++++ Records to process ++++
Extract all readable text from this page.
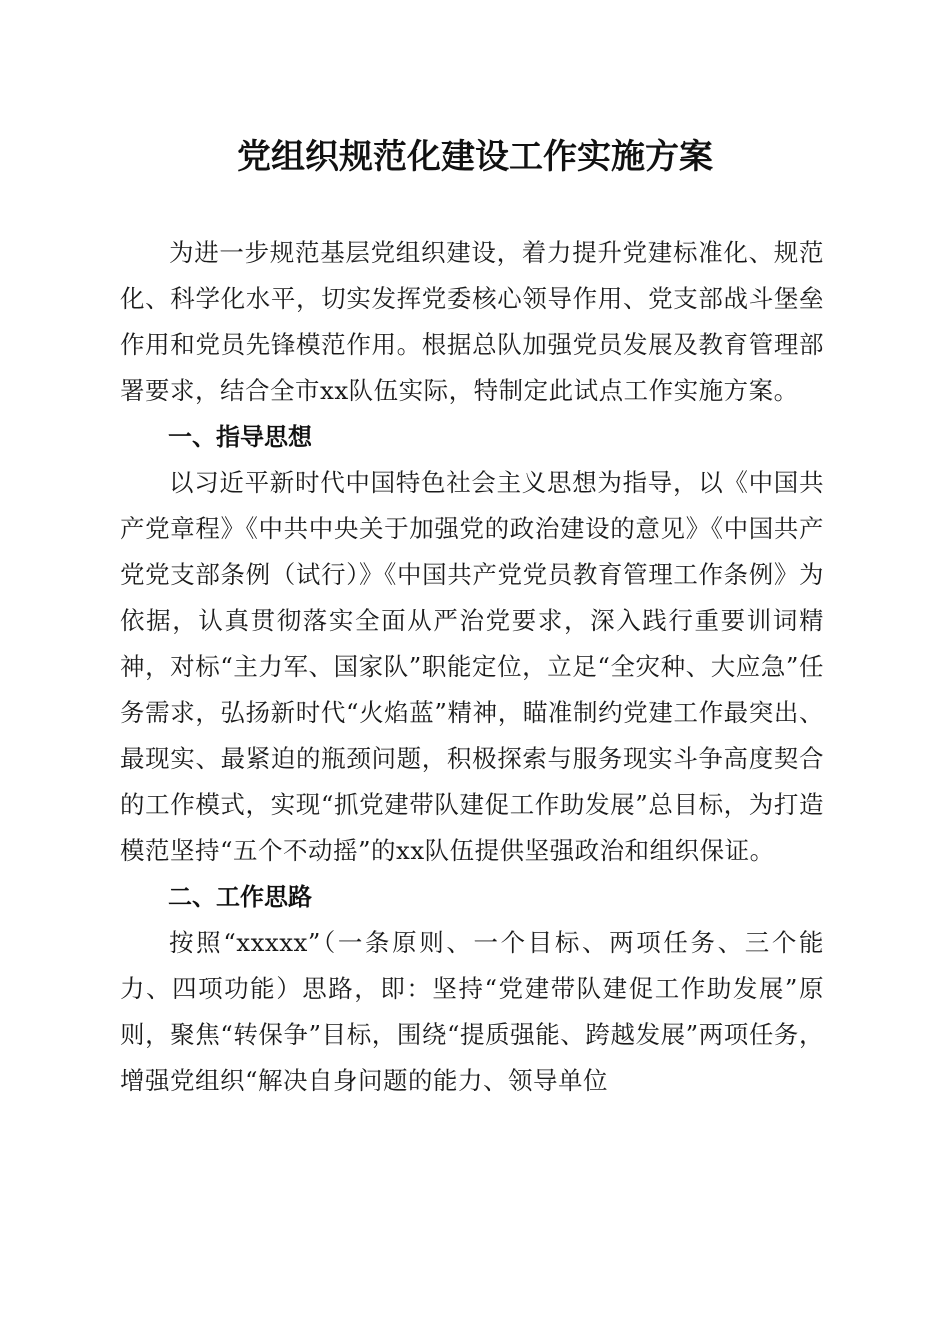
党组织规范化建设工作实施方案

为进一步规范基层党组织建设，着力提升党建标准化、规范化、科学化水平，切实发挥党委核心领导作用、党支部战斗堡垒作用和党员先锋模范作用。根据总队加强党员发展及教育管理部署要求，结合全市xx队伍实际，特制定此试点工作实施方案。

一、指导思想

以习近平新时代中国特色社会主义思想为指导，以《中国共产党章程》《中共中央关于加强党的政治建设的意见》《中国共产党党支部条例（试行）》《中国共产党党员教育管理工作条例》为依据，认真贯彻落实全面从严治党要求，深入践行重要训词精神，对标“主力军、国家队”职能定位，立足“全灾种、大应急”任务需求，弘扬新时代“火焰蓝”精神，瞄准制约党建工作最突出、最现实、最紧迫的瓶颈问题，积极探索与服务现实斗争高度契合的工作模式，实现“抓党建带队建促工作助发展”总目标，为打造模范坚持“五个不动摇”的xx队伍提供坚强政治和组织保证。

二、工作思路

按照“xxxxx”（一条原则、一个目标、两项任务、三个能力、四项功能）思路，即：坚持“党建带队建促工作助发展”原则，聚焦“转保争”目标，围绕“提质强能、跨越发展”两项任务，增强党组织“解决自身问题的能力、领导单位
++++
*Description of the task*
Print each line of the material above exactly, with the pictures removed from your copy.

*Exercise answer*
Extract all readable text from this page.
党组织规范化建设工作实施方案

为进一步规范基层党组织建设，着力提升党建标准化、规范化、科学化水平，切实发挥党委核心领导作用、党支部战斗堡垒作用和党员先锋模范作用。根据总队加强党员发展及教育管理部署要求，结合全市xx队伍实际，特制定此试点工作实施方案。

一、指导思想

以习近平新时代中国特色社会主义思想为指导，以《中国共产党章程》《中共中央关于加强党的政治建设的意见》《中国共产党党支部条例（试行）》《中国共产党党员教育管理工作条例》为依据，认真贯彻落实全面从严治党要求，深入践行重要训词精神，对标“主力军、国家队”职能定位，立足“全灾种、大应急”任务需求，弘扬新时代“火焰蓝”精神，瞄准制约党建工作最突出、最现实、最紧迫的瓶颈问题，积极探索与服务现实斗争高度契合的工作模式，实现“抓党建带队建促工作助发展”总目标，为打造模范坚持“五个不动摇”的xx队伍提供坚强政治和组织保证。

二、工作思路

按照“xxxxx”（一条原则、一个目标、两项任务、三个能力、四项功能）思路，即：坚持“党建带队建促工作助发展”原则，聚焦“转保争”目标，围绕“提质强能、跨越发展”两项任务，增强党组织“解决自身问题的能力、领导单位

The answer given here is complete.